== Task prompt ==
Below is some material; set it all down exactly, apart from the pictures.

Figure data in JSON:
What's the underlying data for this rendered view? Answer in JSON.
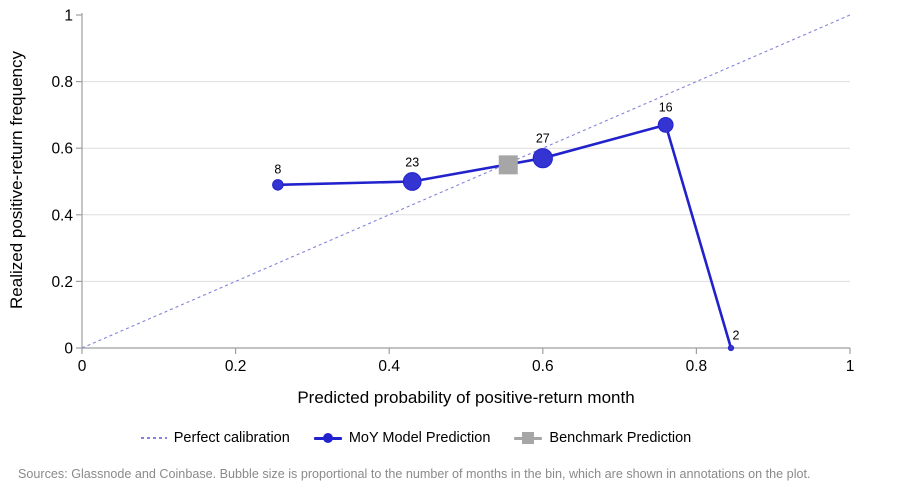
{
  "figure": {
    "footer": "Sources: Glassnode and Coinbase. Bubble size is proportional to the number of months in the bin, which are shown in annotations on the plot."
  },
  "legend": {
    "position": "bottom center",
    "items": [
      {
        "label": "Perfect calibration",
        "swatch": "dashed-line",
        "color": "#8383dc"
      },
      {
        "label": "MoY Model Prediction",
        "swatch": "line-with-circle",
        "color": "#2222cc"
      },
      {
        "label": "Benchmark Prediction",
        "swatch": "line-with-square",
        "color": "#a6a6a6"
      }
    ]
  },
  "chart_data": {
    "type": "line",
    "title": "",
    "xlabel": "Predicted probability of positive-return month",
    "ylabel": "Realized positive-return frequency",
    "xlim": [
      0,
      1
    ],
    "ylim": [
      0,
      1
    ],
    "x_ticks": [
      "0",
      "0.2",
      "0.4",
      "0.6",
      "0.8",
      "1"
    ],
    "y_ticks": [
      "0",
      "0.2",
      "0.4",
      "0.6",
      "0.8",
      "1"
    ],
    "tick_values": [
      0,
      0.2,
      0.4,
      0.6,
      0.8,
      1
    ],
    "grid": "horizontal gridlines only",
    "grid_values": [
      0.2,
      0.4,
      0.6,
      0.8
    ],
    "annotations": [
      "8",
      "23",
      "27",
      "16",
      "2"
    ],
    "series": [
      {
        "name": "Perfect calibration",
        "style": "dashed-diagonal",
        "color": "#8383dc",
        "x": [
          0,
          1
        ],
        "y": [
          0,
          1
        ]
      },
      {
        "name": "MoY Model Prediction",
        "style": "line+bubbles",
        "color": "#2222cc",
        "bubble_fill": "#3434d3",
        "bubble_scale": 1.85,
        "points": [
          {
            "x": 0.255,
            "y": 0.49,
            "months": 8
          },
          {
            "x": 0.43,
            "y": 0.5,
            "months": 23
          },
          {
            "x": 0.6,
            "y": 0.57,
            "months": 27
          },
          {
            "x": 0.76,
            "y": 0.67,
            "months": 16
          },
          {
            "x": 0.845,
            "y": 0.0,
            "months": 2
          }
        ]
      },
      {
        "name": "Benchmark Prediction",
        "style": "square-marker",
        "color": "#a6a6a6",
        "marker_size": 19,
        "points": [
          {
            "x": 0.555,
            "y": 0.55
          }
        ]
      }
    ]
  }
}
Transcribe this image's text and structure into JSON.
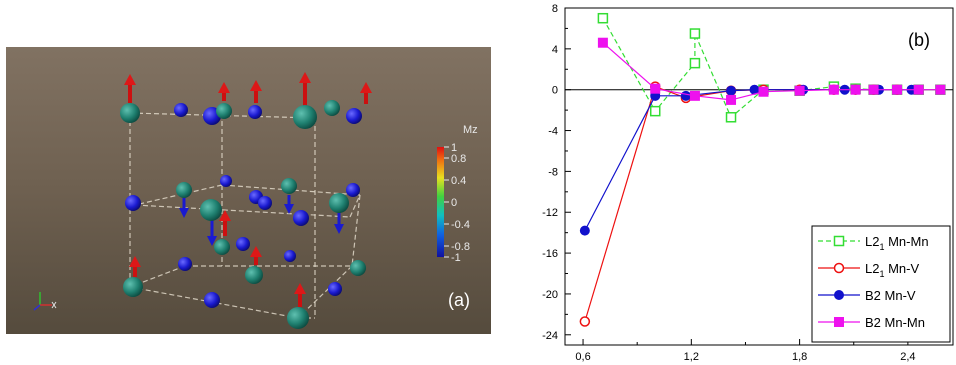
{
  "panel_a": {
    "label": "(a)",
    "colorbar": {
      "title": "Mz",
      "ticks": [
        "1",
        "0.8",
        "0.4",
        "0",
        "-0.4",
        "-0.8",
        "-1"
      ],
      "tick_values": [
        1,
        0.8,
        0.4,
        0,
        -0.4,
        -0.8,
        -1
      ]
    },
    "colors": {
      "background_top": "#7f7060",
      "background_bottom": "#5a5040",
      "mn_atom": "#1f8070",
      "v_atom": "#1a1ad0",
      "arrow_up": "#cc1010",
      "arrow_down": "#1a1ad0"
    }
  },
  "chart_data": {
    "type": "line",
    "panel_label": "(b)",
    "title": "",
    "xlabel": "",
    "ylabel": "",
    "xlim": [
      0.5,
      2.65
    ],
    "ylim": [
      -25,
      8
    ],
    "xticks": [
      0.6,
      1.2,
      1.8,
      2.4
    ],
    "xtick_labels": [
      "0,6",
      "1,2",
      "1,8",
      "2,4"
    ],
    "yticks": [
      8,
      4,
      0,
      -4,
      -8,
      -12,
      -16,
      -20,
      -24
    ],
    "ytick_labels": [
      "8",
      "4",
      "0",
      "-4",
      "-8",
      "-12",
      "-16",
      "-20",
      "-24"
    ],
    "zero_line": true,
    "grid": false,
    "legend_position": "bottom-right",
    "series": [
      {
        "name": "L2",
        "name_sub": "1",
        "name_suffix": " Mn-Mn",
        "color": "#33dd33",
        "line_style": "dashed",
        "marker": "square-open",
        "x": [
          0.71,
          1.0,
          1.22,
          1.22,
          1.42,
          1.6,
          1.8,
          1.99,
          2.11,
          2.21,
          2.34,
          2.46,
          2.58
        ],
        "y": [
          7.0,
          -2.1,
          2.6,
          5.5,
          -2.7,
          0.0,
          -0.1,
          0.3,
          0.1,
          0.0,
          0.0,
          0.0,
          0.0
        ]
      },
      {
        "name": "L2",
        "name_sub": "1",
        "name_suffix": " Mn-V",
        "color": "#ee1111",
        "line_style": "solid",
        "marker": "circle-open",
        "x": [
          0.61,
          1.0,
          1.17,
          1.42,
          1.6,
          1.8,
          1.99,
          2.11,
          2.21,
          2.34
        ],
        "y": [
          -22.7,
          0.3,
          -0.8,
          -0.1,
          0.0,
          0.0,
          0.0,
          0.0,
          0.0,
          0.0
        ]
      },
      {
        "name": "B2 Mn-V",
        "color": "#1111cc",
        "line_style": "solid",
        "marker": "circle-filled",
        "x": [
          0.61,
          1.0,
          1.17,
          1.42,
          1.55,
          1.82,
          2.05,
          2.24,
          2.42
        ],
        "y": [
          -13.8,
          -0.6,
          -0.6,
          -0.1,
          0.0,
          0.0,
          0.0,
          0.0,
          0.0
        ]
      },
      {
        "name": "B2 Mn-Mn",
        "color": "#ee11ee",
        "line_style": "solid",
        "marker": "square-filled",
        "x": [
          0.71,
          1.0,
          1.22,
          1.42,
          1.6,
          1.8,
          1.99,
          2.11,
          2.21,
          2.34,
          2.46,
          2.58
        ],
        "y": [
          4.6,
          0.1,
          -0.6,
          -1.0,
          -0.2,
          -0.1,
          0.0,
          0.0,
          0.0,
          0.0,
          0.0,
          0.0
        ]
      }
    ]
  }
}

== Correct response ==
What's the underlying data for this rendered view? Answer in JSON.
{
  "figure": {
    "footer": "Sources: Glassnode and Coinbase. Bubble size is proportional to the number of months in the bin, which are shown in annotations on the plot."
  },
  "legend": {
    "position": "bottom center",
    "items": [
      {
        "label": "Perfect calibration",
        "swatch": "dashed-line",
        "color": "#8383dc"
      },
      {
        "label": "MoY Model Prediction",
        "swatch": "line-with-circle",
        "color": "#2222cc"
      },
      {
        "label": "Benchmark Prediction",
        "swatch": "line-with-square",
        "color": "#a6a6a6"
      }
    ]
  },
  "chart_data": {
    "type": "line",
    "title": "",
    "xlabel": "Predicted probability of positive-return month",
    "ylabel": "Realized positive-return frequency",
    "xlim": [
      0,
      1
    ],
    "ylim": [
      0,
      1
    ],
    "x_ticks": [
      "0",
      "0.2",
      "0.4",
      "0.6",
      "0.8",
      "1"
    ],
    "y_ticks": [
      "0",
      "0.2",
      "0.4",
      "0.6",
      "0.8",
      "1"
    ],
    "tick_values": [
      0,
      0.2,
      0.4,
      0.6,
      0.8,
      1
    ],
    "grid": "horizontal gridlines only",
    "grid_values": [
      0.2,
      0.4,
      0.6,
      0.8
    ],
    "annotations": [
      "8",
      "23",
      "27",
      "16",
      "2"
    ],
    "series": [
      {
        "name": "Perfect calibration",
        "style": "dashed-diagonal",
        "color": "#8383dc",
        "x": [
          0,
          1
        ],
        "y": [
          0,
          1
        ]
      },
      {
        "name": "MoY Model Prediction",
        "style": "line+bubbles",
        "color": "#2222cc",
        "bubble_fill": "#3434d3",
        "bubble_scale": 1.85,
        "points": [
          {
            "x": 0.255,
            "y": 0.49,
            "months": 8
          },
          {
            "x": 0.43,
            "y": 0.5,
            "months": 23
          },
          {
            "x": 0.6,
            "y": 0.57,
            "months": 27
          },
          {
            "x": 0.76,
            "y": 0.67,
            "months": 16
          },
          {
            "x": 0.845,
            "y": 0.0,
            "months": 2
          }
        ]
      },
      {
        "name": "Benchmark Prediction",
        "style": "square-marker",
        "color": "#a6a6a6",
        "marker_size": 19,
        "points": [
          {
            "x": 0.555,
            "y": 0.55
          }
        ]
      }
    ]
  }
}
Transcribe this image's text and structure into JSON.
{
  "panel_a": {
    "label": "(a)",
    "colorbar": {
      "title": "Mz",
      "ticks": [
        "1",
        "0.8",
        "0.4",
        "0",
        "-0.4",
        "-0.8",
        "-1"
      ],
      "tick_values": [
        1,
        0.8,
        0.4,
        0,
        -0.4,
        -0.8,
        -1
      ]
    },
    "colors": {
      "background_top": "#7f7060",
      "background_bottom": "#5a5040",
      "mn_atom": "#1f8070",
      "v_atom": "#1a1ad0",
      "arrow_up": "#cc1010",
      "arrow_down": "#1a1ad0"
    }
  },
  "chart_data": {
    "type": "line",
    "panel_label": "(b)",
    "title": "",
    "xlabel": "",
    "ylabel": "",
    "xlim": [
      0.5,
      2.65
    ],
    "ylim": [
      -25,
      8
    ],
    "xticks": [
      0.6,
      1.2,
      1.8,
      2.4
    ],
    "xtick_labels": [
      "0,6",
      "1,2",
      "1,8",
      "2,4"
    ],
    "yticks": [
      8,
      4,
      0,
      -4,
      -8,
      -12,
      -16,
      -20,
      -24
    ],
    "ytick_labels": [
      "8",
      "4",
      "0",
      "-4",
      "-8",
      "-12",
      "-16",
      "-20",
      "-24"
    ],
    "zero_line": true,
    "grid": false,
    "legend_position": "bottom-right",
    "series": [
      {
        "name": "L2",
        "name_sub": "1",
        "name_suffix": " Mn-Mn",
        "color": "#33dd33",
        "line_style": "dashed",
        "marker": "square-open",
        "x": [
          0.71,
          1.0,
          1.22,
          1.22,
          1.42,
          1.6,
          1.8,
          1.99,
          2.11,
          2.21,
          2.34,
          2.46,
          2.58
        ],
        "y": [
          7.0,
          -2.1,
          2.6,
          5.5,
          -2.7,
          0.0,
          -0.1,
          0.3,
          0.1,
          0.0,
          0.0,
          0.0,
          0.0
        ]
      },
      {
        "name": "L2",
        "name_sub": "1",
        "name_suffix": " Mn-V",
        "color": "#ee1111",
        "line_style": "solid",
        "marker": "circle-open",
        "x": [
          0.61,
          1.0,
          1.17,
          1.42,
          1.6,
          1.8,
          1.99,
          2.11,
          2.21,
          2.34
        ],
        "y": [
          -22.7,
          0.3,
          -0.8,
          -0.1,
          0.0,
          0.0,
          0.0,
          0.0,
          0.0,
          0.0
        ]
      },
      {
        "name": "B2 Mn-V",
        "color": "#1111cc",
        "line_style": "solid",
        "marker": "circle-filled",
        "x": [
          0.61,
          1.0,
          1.17,
          1.42,
          1.55,
          1.82,
          2.05,
          2.24,
          2.42
        ],
        "y": [
          -13.8,
          -0.6,
          -0.6,
          -0.1,
          0.0,
          0.0,
          0.0,
          0.0,
          0.0
        ]
      },
      {
        "name": "B2 Mn-Mn",
        "color": "#ee11ee",
        "line_style": "solid",
        "marker": "square-filled",
        "x": [
          0.71,
          1.0,
          1.22,
          1.42,
          1.6,
          1.8,
          1.99,
          2.11,
          2.21,
          2.34,
          2.46,
          2.58
        ],
        "y": [
          4.6,
          0.1,
          -0.6,
          -1.0,
          -0.2,
          -0.1,
          0.0,
          0.0,
          0.0,
          0.0,
          0.0,
          0.0
        ]
      }
    ]
  }
}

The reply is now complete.